Given data:
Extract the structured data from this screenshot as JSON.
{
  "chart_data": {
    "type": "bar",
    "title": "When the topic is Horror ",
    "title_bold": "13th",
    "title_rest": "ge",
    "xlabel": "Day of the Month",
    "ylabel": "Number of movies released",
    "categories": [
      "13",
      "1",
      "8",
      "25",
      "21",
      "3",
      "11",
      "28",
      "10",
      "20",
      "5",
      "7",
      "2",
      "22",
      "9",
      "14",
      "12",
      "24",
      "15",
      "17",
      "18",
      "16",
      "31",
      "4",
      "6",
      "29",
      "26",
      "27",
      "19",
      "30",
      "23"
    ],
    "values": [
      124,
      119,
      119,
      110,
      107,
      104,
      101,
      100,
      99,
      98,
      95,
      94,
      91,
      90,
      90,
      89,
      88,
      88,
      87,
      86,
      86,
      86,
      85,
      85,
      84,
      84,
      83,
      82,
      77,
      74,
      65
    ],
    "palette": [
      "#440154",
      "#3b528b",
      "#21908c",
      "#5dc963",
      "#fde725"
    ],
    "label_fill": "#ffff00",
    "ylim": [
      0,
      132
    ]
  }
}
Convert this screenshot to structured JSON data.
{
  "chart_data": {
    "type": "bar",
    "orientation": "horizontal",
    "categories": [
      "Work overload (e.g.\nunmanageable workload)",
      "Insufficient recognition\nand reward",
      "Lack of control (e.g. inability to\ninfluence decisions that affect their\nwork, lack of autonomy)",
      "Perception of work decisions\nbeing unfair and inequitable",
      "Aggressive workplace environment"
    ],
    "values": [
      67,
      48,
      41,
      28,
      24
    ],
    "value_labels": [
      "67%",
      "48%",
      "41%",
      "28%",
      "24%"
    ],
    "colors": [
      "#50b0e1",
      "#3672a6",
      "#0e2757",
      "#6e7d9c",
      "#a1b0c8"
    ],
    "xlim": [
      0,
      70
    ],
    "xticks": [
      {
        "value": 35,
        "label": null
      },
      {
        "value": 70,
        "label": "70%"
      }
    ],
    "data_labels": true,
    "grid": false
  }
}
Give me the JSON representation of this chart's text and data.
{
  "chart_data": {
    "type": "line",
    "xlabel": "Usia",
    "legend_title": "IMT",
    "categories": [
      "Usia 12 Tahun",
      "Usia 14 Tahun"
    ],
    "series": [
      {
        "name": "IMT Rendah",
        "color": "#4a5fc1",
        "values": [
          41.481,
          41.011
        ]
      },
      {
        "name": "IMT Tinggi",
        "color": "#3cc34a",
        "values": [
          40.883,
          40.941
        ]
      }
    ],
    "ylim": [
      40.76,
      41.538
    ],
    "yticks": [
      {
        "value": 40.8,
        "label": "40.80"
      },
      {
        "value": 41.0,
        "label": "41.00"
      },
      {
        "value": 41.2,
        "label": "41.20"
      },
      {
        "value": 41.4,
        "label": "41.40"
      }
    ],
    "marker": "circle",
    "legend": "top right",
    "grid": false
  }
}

Task objective:
The records above must be output exactly, in full.

Response below:
Extract the structured data from this screenshot as JSON.
{
  "chart_data": {
    "type": "bar",
    "title": "When the topic is Horror ",
    "title_bold": "13th",
    "title_rest": "ge",
    "xlabel": "Day of the Month",
    "ylabel": "Number of movies released",
    "categories": [
      "13",
      "1",
      "8",
      "25",
      "21",
      "3",
      "11",
      "28",
      "10",
      "20",
      "5",
      "7",
      "2",
      "22",
      "9",
      "14",
      "12",
      "24",
      "15",
      "17",
      "18",
      "16",
      "31",
      "4",
      "6",
      "29",
      "26",
      "27",
      "19",
      "30",
      "23"
    ],
    "values": [
      124,
      119,
      119,
      110,
      107,
      104,
      101,
      100,
      99,
      98,
      95,
      94,
      91,
      90,
      90,
      89,
      88,
      88,
      87,
      86,
      86,
      86,
      85,
      85,
      84,
      84,
      83,
      82,
      77,
      74,
      65
    ],
    "palette": [
      "#440154",
      "#3b528b",
      "#21908c",
      "#5dc963",
      "#fde725"
    ],
    "label_fill": "#ffff00",
    "ylim": [
      0,
      132
    ]
  }
}
Convert this screenshot to structured JSON data.
{
  "chart_data": {
    "type": "bar",
    "orientation": "horizontal",
    "categories": [
      "Work overload (e.g.\nunmanageable workload)",
      "Insufficient recognition\nand reward",
      "Lack of control (e.g. inability to\ninfluence decisions that affect their\nwork, lack of autonomy)",
      "Perception of work decisions\nbeing unfair and inequitable",
      "Aggressive workplace environment"
    ],
    "values": [
      67,
      48,
      41,
      28,
      24
    ],
    "value_labels": [
      "67%",
      "48%",
      "41%",
      "28%",
      "24%"
    ],
    "colors": [
      "#50b0e1",
      "#3672a6",
      "#0e2757",
      "#6e7d9c",
      "#a1b0c8"
    ],
    "xlim": [
      0,
      70
    ],
    "xticks": [
      {
        "value": 35,
        "label": null
      },
      {
        "value": 70,
        "label": "70%"
      }
    ],
    "data_labels": true,
    "grid": false
  }
}
Give me the JSON representation of this chart's text and data.
{
  "chart_data": {
    "type": "line",
    "xlabel": "Usia",
    "legend_title": "IMT",
    "categories": [
      "Usia 12 Tahun",
      "Usia 14 Tahun"
    ],
    "series": [
      {
        "name": "IMT Rendah",
        "color": "#4a5fc1",
        "values": [
          41.481,
          41.011
        ]
      },
      {
        "name": "IMT Tinggi",
        "color": "#3cc34a",
        "values": [
          40.883,
          40.941
        ]
      }
    ],
    "ylim": [
      40.76,
      41.538
    ],
    "yticks": [
      {
        "value": 40.8,
        "label": "40.80"
      },
      {
        "value": 41.0,
        "label": "41.00"
      },
      {
        "value": 41.2,
        "label": "41.20"
      },
      {
        "value": 41.4,
        "label": "41.40"
      }
    ],
    "marker": "circle",
    "legend": "top right",
    "grid": false
  }
}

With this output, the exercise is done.